§ Short exercise:
Print out each entry below exactly, please.

§ Dataset items:
※ ※ ※

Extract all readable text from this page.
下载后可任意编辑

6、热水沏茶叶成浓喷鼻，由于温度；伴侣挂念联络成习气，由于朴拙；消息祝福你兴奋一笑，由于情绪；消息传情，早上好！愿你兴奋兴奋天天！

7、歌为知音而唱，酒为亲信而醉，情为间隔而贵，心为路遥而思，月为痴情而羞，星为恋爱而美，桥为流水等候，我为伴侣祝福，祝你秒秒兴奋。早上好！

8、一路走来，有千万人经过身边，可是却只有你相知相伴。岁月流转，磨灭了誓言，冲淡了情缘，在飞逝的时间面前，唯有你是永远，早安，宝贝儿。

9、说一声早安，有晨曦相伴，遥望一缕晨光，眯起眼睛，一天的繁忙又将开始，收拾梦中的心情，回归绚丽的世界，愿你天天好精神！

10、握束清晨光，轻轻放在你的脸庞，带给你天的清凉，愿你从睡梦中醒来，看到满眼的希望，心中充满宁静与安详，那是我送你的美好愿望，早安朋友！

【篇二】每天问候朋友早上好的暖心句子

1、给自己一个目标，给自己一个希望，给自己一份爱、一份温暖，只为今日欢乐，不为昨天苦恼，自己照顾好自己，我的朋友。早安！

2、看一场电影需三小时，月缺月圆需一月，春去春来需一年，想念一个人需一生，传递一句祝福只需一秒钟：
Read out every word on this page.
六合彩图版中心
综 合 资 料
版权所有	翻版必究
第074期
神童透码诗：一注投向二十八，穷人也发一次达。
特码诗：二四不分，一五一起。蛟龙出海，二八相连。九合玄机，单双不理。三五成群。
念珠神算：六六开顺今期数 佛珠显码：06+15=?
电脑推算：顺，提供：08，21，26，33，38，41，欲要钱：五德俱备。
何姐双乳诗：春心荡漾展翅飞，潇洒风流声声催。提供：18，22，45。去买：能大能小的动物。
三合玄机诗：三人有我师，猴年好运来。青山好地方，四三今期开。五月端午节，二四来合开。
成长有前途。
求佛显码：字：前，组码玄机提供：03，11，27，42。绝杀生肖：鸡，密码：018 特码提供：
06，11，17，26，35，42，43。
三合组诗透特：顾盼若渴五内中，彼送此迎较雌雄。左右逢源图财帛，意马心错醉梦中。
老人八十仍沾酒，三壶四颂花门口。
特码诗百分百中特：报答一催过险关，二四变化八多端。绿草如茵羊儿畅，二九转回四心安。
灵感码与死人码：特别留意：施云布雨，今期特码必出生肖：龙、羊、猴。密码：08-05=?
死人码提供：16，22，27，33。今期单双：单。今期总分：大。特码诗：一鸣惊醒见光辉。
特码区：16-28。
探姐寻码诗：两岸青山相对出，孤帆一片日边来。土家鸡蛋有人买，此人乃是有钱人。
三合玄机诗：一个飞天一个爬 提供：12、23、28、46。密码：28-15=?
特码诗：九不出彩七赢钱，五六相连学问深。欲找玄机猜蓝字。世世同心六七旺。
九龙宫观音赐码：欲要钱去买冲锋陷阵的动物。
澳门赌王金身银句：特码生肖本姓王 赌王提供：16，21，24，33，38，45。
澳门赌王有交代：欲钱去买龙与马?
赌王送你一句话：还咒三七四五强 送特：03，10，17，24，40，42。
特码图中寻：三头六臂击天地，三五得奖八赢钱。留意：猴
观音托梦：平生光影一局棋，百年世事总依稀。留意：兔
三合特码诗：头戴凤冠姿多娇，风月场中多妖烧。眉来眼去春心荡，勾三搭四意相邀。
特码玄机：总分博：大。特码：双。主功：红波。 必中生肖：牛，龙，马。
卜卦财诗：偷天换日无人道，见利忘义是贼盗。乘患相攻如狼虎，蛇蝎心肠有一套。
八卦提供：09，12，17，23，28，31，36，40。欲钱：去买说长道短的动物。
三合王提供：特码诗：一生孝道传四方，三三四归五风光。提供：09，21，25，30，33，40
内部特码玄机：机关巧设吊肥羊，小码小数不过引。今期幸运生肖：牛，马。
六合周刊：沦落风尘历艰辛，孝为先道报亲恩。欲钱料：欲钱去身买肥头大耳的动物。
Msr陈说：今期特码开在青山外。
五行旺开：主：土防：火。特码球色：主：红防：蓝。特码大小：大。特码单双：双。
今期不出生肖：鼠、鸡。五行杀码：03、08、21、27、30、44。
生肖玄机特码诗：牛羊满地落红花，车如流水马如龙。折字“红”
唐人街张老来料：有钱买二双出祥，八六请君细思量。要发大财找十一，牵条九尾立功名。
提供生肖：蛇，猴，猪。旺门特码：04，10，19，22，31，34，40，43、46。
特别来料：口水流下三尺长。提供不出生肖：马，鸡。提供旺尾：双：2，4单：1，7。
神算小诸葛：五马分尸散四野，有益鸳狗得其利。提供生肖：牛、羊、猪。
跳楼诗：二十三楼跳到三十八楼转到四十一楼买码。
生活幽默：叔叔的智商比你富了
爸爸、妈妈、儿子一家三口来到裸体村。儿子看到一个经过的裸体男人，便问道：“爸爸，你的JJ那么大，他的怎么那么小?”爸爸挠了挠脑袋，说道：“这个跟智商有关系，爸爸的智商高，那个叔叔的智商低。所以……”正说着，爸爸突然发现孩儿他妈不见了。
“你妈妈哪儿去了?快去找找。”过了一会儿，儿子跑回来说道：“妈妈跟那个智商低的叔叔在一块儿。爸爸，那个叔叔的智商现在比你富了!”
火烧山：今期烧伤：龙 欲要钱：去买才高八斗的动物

※ ※ ※

§ Solution for this exercise:
Extract all readable text from this page.
下载后可任意编辑

6、热水沏茶叶成浓喷鼻，由于温度；伴侣挂念联络成习气，由于朴拙；消息祝福你兴奋一笑，由于情绪；消息传情，早上好！愿你兴奋兴奋天天！

7、歌为知音而唱，酒为亲信而醉，情为间隔而贵，心为路遥而思，月为痴情而羞，星为恋爱而美，桥为流水等候，我为伴侣祝福，祝你秒秒兴奋。早上好！

8、一路走来，有千万人经过身边，可是却只有你相知相伴。岁月流转，磨灭了誓言，冲淡了情缘，在飞逝的时间面前，唯有你是永远，早安，宝贝儿。

9、说一声早安，有晨曦相伴，遥望一缕晨光，眯起眼睛，一天的繁忙又将开始，收拾梦中的心情，回归绚丽的世界，愿你天天好精神！

10、握束清晨光，轻轻放在你的脸庞，带给你天的清凉，愿你从睡梦中醒来，看到满眼的希望，心中充满宁静与安详，那是我送你的美好愿望，早安朋友！

【篇二】每天问候朋友早上好的暖心句子

1、给自己一个目标，给自己一个希望，给自己一份爱、一份温暖，只为今日欢乐，不为昨天苦恼，自己照顾好自己，我的朋友。早安！

2、看一场电影需三小时，月缺月圆需一月，春去春来需一年，想念一个人需一生，传递一句祝福只需一秒钟：
Read out every word on this page.
六合彩图版中心
综 合 资 料
版权所有	翻版必究
第074期
神童透码诗：一注投向二十八，穷人也发一次达。
特码诗：二四不分，一五一起。蛟龙出海，二八相连。九合玄机，单双不理。三五成群。
念珠神算：六六开顺今期数 佛珠显码：06+15=?
电脑推算：顺，提供：08，21，26，33，38，41，欲要钱：五德俱备。
何姐双乳诗：春心荡漾展翅飞，潇洒风流声声催。提供：18，22，45。去买：能大能小的动物。
三合玄机诗：三人有我师，猴年好运来。青山好地方，四三今期开。五月端午节，二四来合开。
成长有前途。
求佛显码：字：前，组码玄机提供：03，11，27，42。绝杀生肖：鸡，密码：018 特码提供：
06，11，17，26，35，42，43。
三合组诗透特：顾盼若渴五内中，彼送此迎较雌雄。左右逢源图财帛，意马心错醉梦中。
老人八十仍沾酒，三壶四颂花门口。
特码诗百分百中特：报答一催过险关，二四变化八多端。绿草如茵羊儿畅，二九转回四心安。
灵感码与死人码：特别留意：施云布雨，今期特码必出生肖：龙、羊、猴。密码：08-05=?
死人码提供：16，22，27，33。今期单双：单。今期总分：大。特码诗：一鸣惊醒见光辉。
特码区：16-28。
探姐寻码诗：两岸青山相对出，孤帆一片日边来。土家鸡蛋有人买，此人乃是有钱人。
三合玄机诗：一个飞天一个爬 提供：12、23、28、46。密码：28-15=?
特码诗：九不出彩七赢钱，五六相连学问深。欲找玄机猜蓝字。世世同心六七旺。
九龙宫观音赐码：欲要钱去买冲锋陷阵的动物。
澳门赌王金身银句：特码生肖本姓王 赌王提供：16，21，24，33，38，45。
澳门赌王有交代：欲钱去买龙与马?
赌王送你一句话：还咒三七四五强 送特：03，10，17，24，40，42。
特码图中寻：三头六臂击天地，三五得奖八赢钱。留意：猴
观音托梦：平生光影一局棋，百年世事总依稀。留意：兔
三合特码诗：头戴凤冠姿多娇，风月场中多妖烧。眉来眼去春心荡，勾三搭四意相邀。
特码玄机：总分博：大。特码：双。主功：红波。 必中生肖：牛，龙，马。
卜卦财诗：偷天换日无人道，见利忘义是贼盗。乘患相攻如狼虎，蛇蝎心肠有一套。
八卦提供：09，12，17，23，28，31，36，40。欲钱：去买说长道短的动物。
三合王提供：特码诗：一生孝道传四方，三三四归五风光。提供：09，21，25，30，33，40
内部特码玄机：机关巧设吊肥羊，小码小数不过引。今期幸运生肖：牛，马。
六合周刊：沦落风尘历艰辛，孝为先道报亲恩。欲钱料：欲钱去身买肥头大耳的动物。
Msr陈说：今期特码开在青山外。
五行旺开：主：土防：火。特码球色：主：红防：蓝。特码大小：大。特码单双：双。
今期不出生肖：鼠、鸡。五行杀码：03、08、21、27、30、44。
生肖玄机特码诗：牛羊满地落红花，车如流水马如龙。折字“红”
唐人街张老来料：有钱买二双出祥，八六请君细思量。要发大财找十一，牵条九尾立功名。
提供生肖：蛇，猴，猪。旺门特码：04，10，19，22，31，34，40，43、46。
特别来料：口水流下三尺长。提供不出生肖：马，鸡。提供旺尾：双：2，4单：1，7。
神算小诸葛：五马分尸散四野，有益鸳狗得其利。提供生肖：牛、羊、猪。
跳楼诗：二十三楼跳到三十八楼转到四十一楼买码。
生活幽默：叔叔的智商比你富了
爸爸、妈妈、儿子一家三口来到裸体村。儿子看到一个经过的裸体男人，便问道：“爸爸，你的JJ那么大，他的怎么那么小?”爸爸挠了挠脑袋，说道：“这个跟智商有关系，爸爸的智商高，那个叔叔的智商低。所以……”正说着，爸爸突然发现孩儿他妈不见了。
“你妈妈哪儿去了?快去找找。”过了一会儿，儿子跑回来说道：“妈妈跟那个智商低的叔叔在一块儿。爸爸，那个叔叔的智商现在比你富了!”
火烧山：今期烧伤：龙 欲要钱：去买才高八斗的动物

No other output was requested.